— WHAT IS ASKED —
Can you rewrite all the entries below with every "body-part-label" changed to "body-label" and nothing else altered?
** start RECORDS FOR THE TASK **
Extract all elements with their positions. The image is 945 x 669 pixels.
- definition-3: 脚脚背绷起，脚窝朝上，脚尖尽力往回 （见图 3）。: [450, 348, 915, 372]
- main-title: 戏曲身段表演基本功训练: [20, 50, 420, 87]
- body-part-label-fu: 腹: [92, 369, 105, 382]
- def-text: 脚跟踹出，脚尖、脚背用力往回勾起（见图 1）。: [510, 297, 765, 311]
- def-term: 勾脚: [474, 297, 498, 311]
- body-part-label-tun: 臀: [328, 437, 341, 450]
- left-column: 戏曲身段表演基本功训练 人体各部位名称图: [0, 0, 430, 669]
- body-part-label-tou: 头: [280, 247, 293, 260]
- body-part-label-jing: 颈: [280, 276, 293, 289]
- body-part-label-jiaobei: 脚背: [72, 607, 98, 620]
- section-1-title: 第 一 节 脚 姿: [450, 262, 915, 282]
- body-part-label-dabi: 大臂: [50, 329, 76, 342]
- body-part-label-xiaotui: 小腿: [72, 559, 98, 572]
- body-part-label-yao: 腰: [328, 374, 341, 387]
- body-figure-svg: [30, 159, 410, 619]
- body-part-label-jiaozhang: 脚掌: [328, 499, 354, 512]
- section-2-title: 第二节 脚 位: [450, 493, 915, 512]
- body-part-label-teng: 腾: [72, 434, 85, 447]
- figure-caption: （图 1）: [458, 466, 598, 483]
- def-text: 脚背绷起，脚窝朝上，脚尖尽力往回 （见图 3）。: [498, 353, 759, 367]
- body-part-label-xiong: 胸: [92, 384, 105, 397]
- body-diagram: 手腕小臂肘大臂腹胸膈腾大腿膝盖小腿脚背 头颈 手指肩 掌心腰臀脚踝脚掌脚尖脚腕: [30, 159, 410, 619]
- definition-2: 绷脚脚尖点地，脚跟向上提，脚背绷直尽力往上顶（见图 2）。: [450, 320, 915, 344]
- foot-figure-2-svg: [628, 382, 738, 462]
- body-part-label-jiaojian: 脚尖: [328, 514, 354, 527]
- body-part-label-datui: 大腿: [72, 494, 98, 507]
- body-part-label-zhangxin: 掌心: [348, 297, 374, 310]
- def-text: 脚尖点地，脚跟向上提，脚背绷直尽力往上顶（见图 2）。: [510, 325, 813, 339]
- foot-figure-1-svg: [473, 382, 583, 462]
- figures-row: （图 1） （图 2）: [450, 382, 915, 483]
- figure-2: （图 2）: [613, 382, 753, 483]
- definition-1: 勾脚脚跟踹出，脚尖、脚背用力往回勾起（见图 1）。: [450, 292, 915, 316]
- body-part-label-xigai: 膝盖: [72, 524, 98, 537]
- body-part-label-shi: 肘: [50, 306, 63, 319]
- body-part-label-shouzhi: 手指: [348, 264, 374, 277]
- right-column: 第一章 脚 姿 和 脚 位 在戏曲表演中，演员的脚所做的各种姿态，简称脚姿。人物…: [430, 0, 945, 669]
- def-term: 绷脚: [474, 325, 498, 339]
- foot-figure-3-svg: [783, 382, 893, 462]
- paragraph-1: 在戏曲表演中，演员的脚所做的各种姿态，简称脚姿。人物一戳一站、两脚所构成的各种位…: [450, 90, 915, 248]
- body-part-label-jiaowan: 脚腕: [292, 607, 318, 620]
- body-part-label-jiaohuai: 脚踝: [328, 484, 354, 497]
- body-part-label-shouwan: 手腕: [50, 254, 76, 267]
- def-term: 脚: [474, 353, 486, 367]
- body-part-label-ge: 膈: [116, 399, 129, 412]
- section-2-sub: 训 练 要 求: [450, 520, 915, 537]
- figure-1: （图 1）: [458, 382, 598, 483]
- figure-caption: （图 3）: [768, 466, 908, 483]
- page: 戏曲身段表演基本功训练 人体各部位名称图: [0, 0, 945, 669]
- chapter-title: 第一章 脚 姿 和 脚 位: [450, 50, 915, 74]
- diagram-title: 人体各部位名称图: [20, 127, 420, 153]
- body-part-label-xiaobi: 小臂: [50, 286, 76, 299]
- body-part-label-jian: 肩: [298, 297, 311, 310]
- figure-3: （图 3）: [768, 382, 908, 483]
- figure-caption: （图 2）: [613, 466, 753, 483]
** end RECORDS FOR THE TASK **
— FINISHED TASK —
Extract all elements with their positions. The image is 945 x 669 pixels.
- definition-3: 脚脚背绷起，脚窝朝上，脚尖尽力往回 （见图 3）。: [450, 348, 915, 372]
- main-title: 戏曲身段表演基本功训练: [20, 50, 420, 87]
- body-label-fu: 腹: [92, 369, 105, 382]
- def-text: 脚跟踹出，脚尖、脚背用力往回勾起（见图 1）。: [510, 297, 765, 311]
- def-term: 勾脚: [474, 297, 498, 311]
- body-label-tun: 臀: [328, 437, 341, 450]
- left-column: 戏曲身段表演基本功训练 人体各部位名称图: [0, 0, 430, 669]
- body-label-tou: 头: [280, 247, 293, 260]
- body-label-jing: 颈: [280, 276, 293, 289]
- body-label-jiaobei: 脚背: [72, 607, 98, 620]
- section-1-title: 第 一 节 脚 姿: [450, 262, 915, 282]
- body-label-dabi: 大臂: [50, 329, 76, 342]
- body-label-xiaotui: 小腿: [72, 559, 98, 572]
- body-label-yao: 腰: [328, 374, 341, 387]
- body-figure-svg: [30, 159, 410, 619]
- body-label-jiaozhang: 脚掌: [328, 499, 354, 512]
- section-2-title: 第二节 脚 位: [450, 493, 915, 512]
- body-label-teng: 腾: [72, 434, 85, 447]
- figure-caption: （图 1）: [458, 466, 598, 483]
- def-text: 脚背绷起，脚窝朝上，脚尖尽力往回 （见图 3）。: [498, 353, 759, 367]
- body-label-xiong: 胸: [92, 384, 105, 397]
- body-diagram: 手腕小臂肘大臂腹胸膈腾大腿膝盖小腿脚背 头颈 手指肩 掌心腰臀脚踝脚掌脚尖脚腕: [30, 159, 410, 619]
- definition-2: 绷脚脚尖点地，脚跟向上提，脚背绷直尽力往上顶（见图 2）。: [450, 320, 915, 344]
- foot-figure-2-svg: [628, 382, 738, 462]
- body-label-jiaojian: 脚尖: [328, 514, 354, 527]
- body-label-datui: 大腿: [72, 494, 98, 507]
- body-label-zhangxin: 掌心: [348, 297, 374, 310]
- def-text: 脚尖点地，脚跟向上提，脚背绷直尽力往上顶（见图 2）。: [510, 325, 813, 339]
- foot-figure-1-svg: [473, 382, 583, 462]
- figures-row: （图 1） （图 2）: [450, 382, 915, 483]
- figure-2: （图 2）: [613, 382, 753, 483]
- definition-1: 勾脚脚跟踹出，脚尖、脚背用力往回勾起（见图 1）。: [450, 292, 915, 316]
- body-label-xigai: 膝盖: [72, 524, 98, 537]
- body-label-shi: 肘: [50, 306, 63, 319]
- body-label-shouzhi: 手指: [348, 264, 374, 277]
- right-column: 第一章 脚 姿 和 脚 位 在戏曲表演中，演员的脚所做的各种姿态，简称脚姿。人物…: [430, 0, 945, 669]
- def-term: 绷脚: [474, 325, 498, 339]
- foot-figure-3-svg: [783, 382, 893, 462]
- paragraph-1: 在戏曲表演中，演员的脚所做的各种姿态，简称脚姿。人物一戳一站、两脚所构成的各种位…: [450, 90, 915, 248]
- body-label-jiaowan: 脚腕: [292, 607, 318, 620]
- body-label-jiaohuai: 脚踝: [328, 484, 354, 497]
- body-label-shouwan: 手腕: [50, 254, 76, 267]
- def-term: 脚: [474, 353, 486, 367]
- body-label-ge: 膈: [116, 399, 129, 412]
- section-2-sub: 训 练 要 求: [450, 520, 915, 537]
- figure-1: （图 1）: [458, 382, 598, 483]
- figure-caption: （图 3）: [768, 466, 908, 483]
- page: 戏曲身段表演基本功训练 人体各部位名称图: [0, 0, 945, 669]
- chapter-title: 第一章 脚 姿 和 脚 位: [450, 50, 915, 74]
- diagram-title: 人体各部位名称图: [20, 127, 420, 153]
- body-label-xiaobi: 小臂: [50, 286, 76, 299]
- body-label-jian: 肩: [298, 297, 311, 310]
- figure-3: （图 3）: [768, 382, 908, 483]
- figure-caption: （图 2）: [613, 466, 753, 483]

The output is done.